## Your task
Output all the entries word for word. Omit the pictures.

## Stored records

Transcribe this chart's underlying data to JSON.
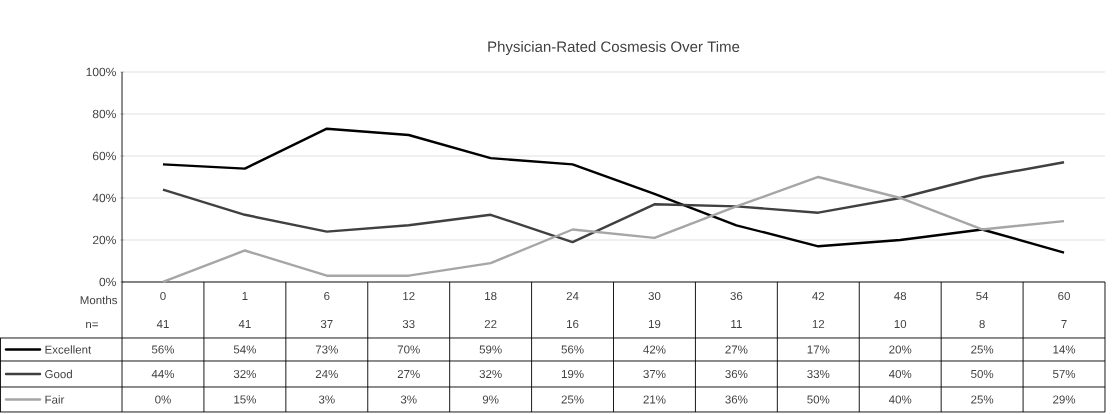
{
  "chart_data": {
    "type": "line",
    "title": "Physician-Rated Cosmesis Over Time",
    "xlabel": "Months",
    "categories": [
      "0",
      "1",
      "6",
      "12",
      "18",
      "24",
      "30",
      "36",
      "42",
      "48",
      "54",
      "60"
    ],
    "series": [
      {
        "name": "Excellent",
        "color": "#000000",
        "values": [
          56,
          54,
          73,
          70,
          59,
          56,
          42,
          27,
          17,
          20,
          25,
          14
        ],
        "value_labels": [
          "56%",
          "54%",
          "73%",
          "70%",
          "59%",
          "56%",
          "42%",
          "27%",
          "17%",
          "20%",
          "25%",
          "14%"
        ]
      },
      {
        "name": "Good",
        "color": "#404040",
        "values": [
          44,
          32,
          24,
          27,
          32,
          19,
          37,
          36,
          33,
          40,
          50,
          57
        ],
        "value_labels": [
          "44%",
          "32%",
          "24%",
          "27%",
          "32%",
          "19%",
          "37%",
          "36%",
          "33%",
          "40%",
          "50%",
          "57%"
        ]
      },
      {
        "name": "Fair",
        "color": "#a6a6a6",
        "values": [
          0,
          15,
          3,
          3,
          9,
          25,
          21,
          36,
          50,
          40,
          25,
          29
        ],
        "value_labels": [
          "0%",
          "15%",
          "3%",
          "3%",
          "9%",
          "25%",
          "21%",
          "36%",
          "50%",
          "40%",
          "25%",
          "29%"
        ]
      }
    ],
    "ylim": [
      0,
      100
    ],
    "yticks": [
      {
        "value": 0,
        "label": "0%"
      },
      {
        "value": 20,
        "label": "20%"
      },
      {
        "value": 40,
        "label": "40%"
      },
      {
        "value": 60,
        "label": "60%"
      },
      {
        "value": 80,
        "label": "80%"
      },
      {
        "value": 100,
        "label": "100%"
      }
    ],
    "grid": "y",
    "legend": "bottom left",
    "annotations": [
      "n=",
      "41",
      "41",
      "37",
      "33",
      "22",
      "16",
      "19",
      "11",
      "12",
      "10",
      "8",
      "7"
    ]
  }
}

## Task solution
Transcribe this chart's underlying data to JSON.
{
  "chart_data": {
    "type": "line",
    "title": "Physician-Rated Cosmesis Over Time",
    "xlabel": "Months",
    "categories": [
      "0",
      "1",
      "6",
      "12",
      "18",
      "24",
      "30",
      "36",
      "42",
      "48",
      "54",
      "60"
    ],
    "series": [
      {
        "name": "Excellent",
        "color": "#000000",
        "values": [
          56,
          54,
          73,
          70,
          59,
          56,
          42,
          27,
          17,
          20,
          25,
          14
        ],
        "value_labels": [
          "56%",
          "54%",
          "73%",
          "70%",
          "59%",
          "56%",
          "42%",
          "27%",
          "17%",
          "20%",
          "25%",
          "14%"
        ]
      },
      {
        "name": "Good",
        "color": "#404040",
        "values": [
          44,
          32,
          24,
          27,
          32,
          19,
          37,
          36,
          33,
          40,
          50,
          57
        ],
        "value_labels": [
          "44%",
          "32%",
          "24%",
          "27%",
          "32%",
          "19%",
          "37%",
          "36%",
          "33%",
          "40%",
          "50%",
          "57%"
        ]
      },
      {
        "name": "Fair",
        "color": "#a6a6a6",
        "values": [
          0,
          15,
          3,
          3,
          9,
          25,
          21,
          36,
          50,
          40,
          25,
          29
        ],
        "value_labels": [
          "0%",
          "15%",
          "3%",
          "3%",
          "9%",
          "25%",
          "21%",
          "36%",
          "50%",
          "40%",
          "25%",
          "29%"
        ]
      }
    ],
    "ylim": [
      0,
      100
    ],
    "yticks": [
      {
        "value": 0,
        "label": "0%"
      },
      {
        "value": 20,
        "label": "20%"
      },
      {
        "value": 40,
        "label": "40%"
      },
      {
        "value": 60,
        "label": "60%"
      },
      {
        "value": 80,
        "label": "80%"
      },
      {
        "value": 100,
        "label": "100%"
      }
    ],
    "grid": "y",
    "legend": "bottom left",
    "annotations": [
      "n=",
      "41",
      "41",
      "37",
      "33",
      "22",
      "16",
      "19",
      "11",
      "12",
      "10",
      "8",
      "7"
    ]
  }
}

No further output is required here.